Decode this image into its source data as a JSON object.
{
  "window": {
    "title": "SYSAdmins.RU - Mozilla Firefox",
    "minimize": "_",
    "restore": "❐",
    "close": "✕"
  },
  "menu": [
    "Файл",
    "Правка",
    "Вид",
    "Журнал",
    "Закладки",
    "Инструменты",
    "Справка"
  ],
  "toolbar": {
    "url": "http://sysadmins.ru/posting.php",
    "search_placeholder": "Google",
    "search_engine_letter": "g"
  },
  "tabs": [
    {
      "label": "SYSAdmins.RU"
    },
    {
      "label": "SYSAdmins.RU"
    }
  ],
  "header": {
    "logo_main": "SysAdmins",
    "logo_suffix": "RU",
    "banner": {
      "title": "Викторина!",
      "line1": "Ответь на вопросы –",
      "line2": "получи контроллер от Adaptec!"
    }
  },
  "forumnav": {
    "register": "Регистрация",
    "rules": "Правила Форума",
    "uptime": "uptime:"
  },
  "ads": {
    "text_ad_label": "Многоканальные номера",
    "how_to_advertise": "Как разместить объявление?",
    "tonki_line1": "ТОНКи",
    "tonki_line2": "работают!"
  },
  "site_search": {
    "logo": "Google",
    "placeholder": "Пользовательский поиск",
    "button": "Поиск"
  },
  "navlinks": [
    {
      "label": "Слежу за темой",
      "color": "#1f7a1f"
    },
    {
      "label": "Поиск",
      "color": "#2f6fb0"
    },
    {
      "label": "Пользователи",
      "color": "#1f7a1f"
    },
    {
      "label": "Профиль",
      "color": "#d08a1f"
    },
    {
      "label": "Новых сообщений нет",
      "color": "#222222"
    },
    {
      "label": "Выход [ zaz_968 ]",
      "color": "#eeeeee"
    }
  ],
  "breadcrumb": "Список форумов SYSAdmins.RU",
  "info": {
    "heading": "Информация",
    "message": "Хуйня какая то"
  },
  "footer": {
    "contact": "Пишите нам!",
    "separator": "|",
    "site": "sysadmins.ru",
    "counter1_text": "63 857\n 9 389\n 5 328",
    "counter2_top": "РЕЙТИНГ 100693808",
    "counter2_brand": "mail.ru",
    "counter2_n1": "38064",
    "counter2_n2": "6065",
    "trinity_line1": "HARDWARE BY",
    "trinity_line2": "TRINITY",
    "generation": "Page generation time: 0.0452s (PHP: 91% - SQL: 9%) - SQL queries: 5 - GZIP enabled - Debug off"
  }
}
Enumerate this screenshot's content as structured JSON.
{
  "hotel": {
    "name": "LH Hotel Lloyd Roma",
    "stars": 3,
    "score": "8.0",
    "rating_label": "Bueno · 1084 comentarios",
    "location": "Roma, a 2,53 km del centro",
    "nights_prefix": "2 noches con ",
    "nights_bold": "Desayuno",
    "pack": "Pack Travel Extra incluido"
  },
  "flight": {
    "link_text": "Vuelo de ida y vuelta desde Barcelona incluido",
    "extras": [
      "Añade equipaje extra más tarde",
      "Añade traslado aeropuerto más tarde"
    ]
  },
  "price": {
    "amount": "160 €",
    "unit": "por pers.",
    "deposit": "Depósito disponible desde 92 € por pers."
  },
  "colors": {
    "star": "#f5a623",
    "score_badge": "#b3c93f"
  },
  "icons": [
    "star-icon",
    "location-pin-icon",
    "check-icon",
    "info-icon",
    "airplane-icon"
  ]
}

[AIM]
From the line holding "Enumerate this screenshot's" through the last line above, reproduce each line exactly and add nothing.

[ANSWER TO THIS EXERCISE]
Enumerate this screenshot's content as structured JSON.
{
  "hotel": {
    "name": "LH Hotel Lloyd Roma",
    "stars": 3,
    "score": "8.0",
    "rating_label": "Bueno · 1084 comentarios",
    "location": "Roma, a 2,53 km del centro",
    "nights_prefix": "2 noches con ",
    "nights_bold": "Desayuno",
    "pack": "Pack Travel Extra incluido"
  },
  "flight": {
    "link_text": "Vuelo de ida y vuelta desde Barcelona incluido",
    "extras": [
      "Añade equipaje extra más tarde",
      "Añade traslado aeropuerto más tarde"
    ]
  },
  "price": {
    "amount": "160 €",
    "unit": "por pers.",
    "deposit": "Depósito disponible desde 92 € por pers."
  },
  "colors": {
    "star": "#f5a623",
    "score_badge": "#b3c93f"
  },
  "icons": [
    "star-icon",
    "location-pin-icon",
    "check-icon",
    "info-icon",
    "airplane-icon"
  ]
}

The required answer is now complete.